**Stated task**
Output all records precisely as written.

[start Record excerpts]

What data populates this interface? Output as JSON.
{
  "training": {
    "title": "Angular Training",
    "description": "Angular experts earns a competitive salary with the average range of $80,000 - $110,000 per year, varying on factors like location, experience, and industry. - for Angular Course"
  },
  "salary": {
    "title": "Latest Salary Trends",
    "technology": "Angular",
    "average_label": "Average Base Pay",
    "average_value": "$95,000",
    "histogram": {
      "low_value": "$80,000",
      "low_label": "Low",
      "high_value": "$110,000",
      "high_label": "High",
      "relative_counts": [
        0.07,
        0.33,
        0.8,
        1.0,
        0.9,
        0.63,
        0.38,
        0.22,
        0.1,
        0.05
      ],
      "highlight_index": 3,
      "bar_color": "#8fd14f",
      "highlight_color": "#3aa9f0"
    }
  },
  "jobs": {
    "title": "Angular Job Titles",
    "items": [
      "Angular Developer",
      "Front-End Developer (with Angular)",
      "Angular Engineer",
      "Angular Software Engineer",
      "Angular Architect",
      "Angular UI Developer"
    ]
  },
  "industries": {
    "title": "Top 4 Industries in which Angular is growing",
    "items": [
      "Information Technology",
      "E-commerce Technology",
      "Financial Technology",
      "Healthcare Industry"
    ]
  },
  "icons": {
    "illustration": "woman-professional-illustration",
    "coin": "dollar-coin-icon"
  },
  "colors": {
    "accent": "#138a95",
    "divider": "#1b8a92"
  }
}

[end Record excerpts]

**Solution for this exercise**
What data populates this interface? Output as JSON.
{
  "training": {
    "title": "Angular Training",
    "description": "Angular experts earns a competitive salary with the average range of $80,000 - $110,000 per year, varying on factors like location, experience, and industry. - for Angular Course"
  },
  "salary": {
    "title": "Latest Salary Trends",
    "technology": "Angular",
    "average_label": "Average Base Pay",
    "average_value": "$95,000",
    "histogram": {
      "low_value": "$80,000",
      "low_label": "Low",
      "high_value": "$110,000",
      "high_label": "High",
      "relative_counts": [
        0.07,
        0.33,
        0.8,
        1.0,
        0.9,
        0.63,
        0.38,
        0.22,
        0.1,
        0.05
      ],
      "highlight_index": 3,
      "bar_color": "#8fd14f",
      "highlight_color": "#3aa9f0"
    }
  },
  "jobs": {
    "title": "Angular Job Titles",
    "items": [
      "Angular Developer",
      "Front-End Developer (with Angular)",
      "Angular Engineer",
      "Angular Software Engineer",
      "Angular Architect",
      "Angular UI Developer"
    ]
  },
  "industries": {
    "title": "Top 4 Industries in which Angular is growing",
    "items": [
      "Information Technology",
      "E-commerce Technology",
      "Financial Technology",
      "Healthcare Industry"
    ]
  },
  "icons": {
    "illustration": "woman-professional-illustration",
    "coin": "dollar-coin-icon"
  },
  "colors": {
    "accent": "#138a95",
    "divider": "#1b8a92"
  }
}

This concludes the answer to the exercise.